READING TEXT:

— START —

No one in the courtroom is just winging it. That is what I'm trying to explain here. Everyone is thinking about what the rules say you can and can't do.

Well. They are supposed to be anyway. Why SCO didn't meet with IBM first before filing a motion to compel, as IBM alleges, is a real puzzlement to me, and it will be interesting to see what they say about it when they reply to this memorandum. They certainly have to say something about it. "We didn't think IBM would rat us out?" No, that probably won't work. I simply can't imagine how they will explain it.

*********************************

SNELL & WILMER L.L.P.
Alan L. Sullivan (3152)
Todd M. Shaughnessy (6651)
Amy F. Sorenson (8947)
[address, phone, fax]

CRAVATH, SWAINE & MOORE LLP
Evan R. Chesler (admitted pro hac vice)
David R. Marriott (7572)
[address, phone]

Attorneys for Defendant/Counterclaim-Plaintiff
International Business Machines Corporation

IN THE UNITED STATES DISTRICT COURT
FOR THE DISTRICT OF UTAH

THE SCO GROUP, INC.,

Plaintiff/Counterclaim-Defendant,

v.

INTERNATIONAL BUSINESS
MACHINES CORPORATION,

Defendant/Counterclaim-Plaintiff.

DECLARATION OF
TODD M. SHAUGHNESSY

Civil No. 2:03CV-0294 DAK

Honorable Dale A. Kimball

Magistrate Judge Brooke C. Wells

I, Todd M. Shaughnessy, declare as follows:

1. I represent International Business Machines Corporation ("IBM") in the above-entitled action brought by The SCO Group. Inc. ("SCO"). This declaration is submitted in support of IBM's Opposition to SCO's December 29, 2005 Motion to Compel.

2. At the direction of counsel for IBM, IBM employees and consultants have spent substantial time and effort searching for documents and data responsive to SCO's requests for IBM's actual and projected Linux-related revenues (such and insofar as IBM can and does track it), IBM's actual and projected AIX- and Dynix-related revenues, IBM's profits and expenses associated with its Linux-related revenues, and IBM's profits and expenses associated with its AIX- and Dynix-related revenues.

— END —

PROVIDED DATA:
— START —

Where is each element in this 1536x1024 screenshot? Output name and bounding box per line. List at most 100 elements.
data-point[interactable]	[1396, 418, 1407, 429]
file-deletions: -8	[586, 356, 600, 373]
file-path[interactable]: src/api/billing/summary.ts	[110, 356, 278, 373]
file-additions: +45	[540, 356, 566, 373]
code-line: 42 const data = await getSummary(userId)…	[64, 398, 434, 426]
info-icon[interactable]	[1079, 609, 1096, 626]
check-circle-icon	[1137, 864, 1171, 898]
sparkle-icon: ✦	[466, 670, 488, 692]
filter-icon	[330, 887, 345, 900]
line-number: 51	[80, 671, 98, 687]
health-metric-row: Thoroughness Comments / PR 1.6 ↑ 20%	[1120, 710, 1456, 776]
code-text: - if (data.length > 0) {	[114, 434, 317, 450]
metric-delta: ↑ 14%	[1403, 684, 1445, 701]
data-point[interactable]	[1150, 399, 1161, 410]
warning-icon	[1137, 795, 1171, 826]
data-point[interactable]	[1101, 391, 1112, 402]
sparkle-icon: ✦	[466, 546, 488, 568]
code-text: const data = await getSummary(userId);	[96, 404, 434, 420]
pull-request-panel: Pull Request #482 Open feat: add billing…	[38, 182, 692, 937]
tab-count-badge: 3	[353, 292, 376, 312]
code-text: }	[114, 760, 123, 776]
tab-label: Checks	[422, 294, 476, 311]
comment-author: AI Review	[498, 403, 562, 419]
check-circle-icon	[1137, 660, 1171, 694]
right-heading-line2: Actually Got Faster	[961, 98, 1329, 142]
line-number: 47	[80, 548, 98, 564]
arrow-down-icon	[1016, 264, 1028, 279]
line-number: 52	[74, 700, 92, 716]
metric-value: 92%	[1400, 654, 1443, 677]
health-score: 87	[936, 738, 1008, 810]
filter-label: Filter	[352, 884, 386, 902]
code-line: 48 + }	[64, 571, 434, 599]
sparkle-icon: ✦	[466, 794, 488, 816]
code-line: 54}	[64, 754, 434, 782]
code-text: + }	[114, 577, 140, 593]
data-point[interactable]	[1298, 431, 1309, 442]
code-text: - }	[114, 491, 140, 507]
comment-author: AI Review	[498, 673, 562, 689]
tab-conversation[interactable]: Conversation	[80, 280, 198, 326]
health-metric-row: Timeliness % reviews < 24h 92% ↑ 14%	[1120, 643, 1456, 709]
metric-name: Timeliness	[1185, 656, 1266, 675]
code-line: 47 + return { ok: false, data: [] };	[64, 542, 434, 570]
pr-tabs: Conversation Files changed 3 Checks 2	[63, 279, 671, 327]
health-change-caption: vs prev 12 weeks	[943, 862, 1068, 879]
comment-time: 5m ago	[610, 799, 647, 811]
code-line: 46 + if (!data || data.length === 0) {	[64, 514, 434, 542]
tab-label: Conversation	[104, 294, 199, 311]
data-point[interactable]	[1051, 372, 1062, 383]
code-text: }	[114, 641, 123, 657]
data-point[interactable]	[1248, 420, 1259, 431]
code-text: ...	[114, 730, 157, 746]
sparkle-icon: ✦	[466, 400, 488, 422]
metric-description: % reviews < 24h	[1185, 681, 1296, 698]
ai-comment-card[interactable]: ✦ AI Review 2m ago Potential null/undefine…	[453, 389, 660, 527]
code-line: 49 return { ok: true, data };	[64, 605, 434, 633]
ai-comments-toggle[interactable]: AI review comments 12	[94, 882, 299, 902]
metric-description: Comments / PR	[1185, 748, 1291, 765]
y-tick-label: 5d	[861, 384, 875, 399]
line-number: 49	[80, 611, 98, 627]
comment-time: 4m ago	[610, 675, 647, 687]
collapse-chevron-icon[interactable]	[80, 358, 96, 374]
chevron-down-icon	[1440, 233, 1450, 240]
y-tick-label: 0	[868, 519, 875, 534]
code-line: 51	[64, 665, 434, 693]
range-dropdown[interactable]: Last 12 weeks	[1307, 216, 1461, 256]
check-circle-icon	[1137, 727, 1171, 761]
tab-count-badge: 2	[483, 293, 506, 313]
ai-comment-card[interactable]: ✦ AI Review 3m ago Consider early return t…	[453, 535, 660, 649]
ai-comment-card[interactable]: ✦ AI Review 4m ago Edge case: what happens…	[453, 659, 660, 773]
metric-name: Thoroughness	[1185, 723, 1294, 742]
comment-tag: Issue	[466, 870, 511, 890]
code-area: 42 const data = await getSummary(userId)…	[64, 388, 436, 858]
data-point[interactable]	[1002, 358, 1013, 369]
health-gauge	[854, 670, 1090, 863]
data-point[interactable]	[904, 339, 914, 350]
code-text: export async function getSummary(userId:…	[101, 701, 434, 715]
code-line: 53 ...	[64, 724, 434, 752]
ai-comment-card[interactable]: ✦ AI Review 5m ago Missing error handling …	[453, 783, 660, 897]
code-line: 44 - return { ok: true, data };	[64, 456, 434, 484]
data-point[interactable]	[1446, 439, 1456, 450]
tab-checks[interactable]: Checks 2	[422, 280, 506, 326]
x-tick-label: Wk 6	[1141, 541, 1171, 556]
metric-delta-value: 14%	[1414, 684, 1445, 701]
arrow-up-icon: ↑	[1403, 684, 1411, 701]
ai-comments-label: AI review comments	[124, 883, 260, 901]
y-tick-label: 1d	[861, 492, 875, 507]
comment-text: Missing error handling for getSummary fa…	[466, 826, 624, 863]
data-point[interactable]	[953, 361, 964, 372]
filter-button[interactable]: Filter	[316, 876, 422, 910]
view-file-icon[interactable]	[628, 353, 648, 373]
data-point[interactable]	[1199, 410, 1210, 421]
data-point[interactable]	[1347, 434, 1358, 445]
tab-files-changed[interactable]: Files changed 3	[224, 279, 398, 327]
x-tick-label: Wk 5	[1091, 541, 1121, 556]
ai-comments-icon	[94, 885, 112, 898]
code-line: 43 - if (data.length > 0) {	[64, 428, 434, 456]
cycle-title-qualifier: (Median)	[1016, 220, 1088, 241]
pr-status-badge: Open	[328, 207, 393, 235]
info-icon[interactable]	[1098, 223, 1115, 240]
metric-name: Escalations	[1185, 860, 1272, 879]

— END —

CHALLENGES:
(a) From the SCO and IBM text, list the name of every attorney given under the two law firms representing IBM.
(b) Output the part of the SCO and IBM text starting with "Well. They are" and going on through "L. Sullivan (3152)".
The records have no connection to the SCO and IBM text.

RESULTS FOR THE EXERCISE:
(a)
Alan L. Sullivan
Todd M. Shaughnessy
Amy F. Sorenson
Evan R. Chesler
David R. Marriott

(b)
Well. They are supposed to be anyway. Why SCO didn't meet with IBM first before filing a motion to compel, as IBM alleges, is a real puzzlement to me, and it will be interesting to see what they say about it when they reply to this memorandum. They certainly have to say something about it. "We didn't think IBM would rat us out?" No, that probably won't work. I simply can't imagine how they will explain it.

*********************************

SNELL & WILMER L.L.P.
Alan L. Sullivan (3152)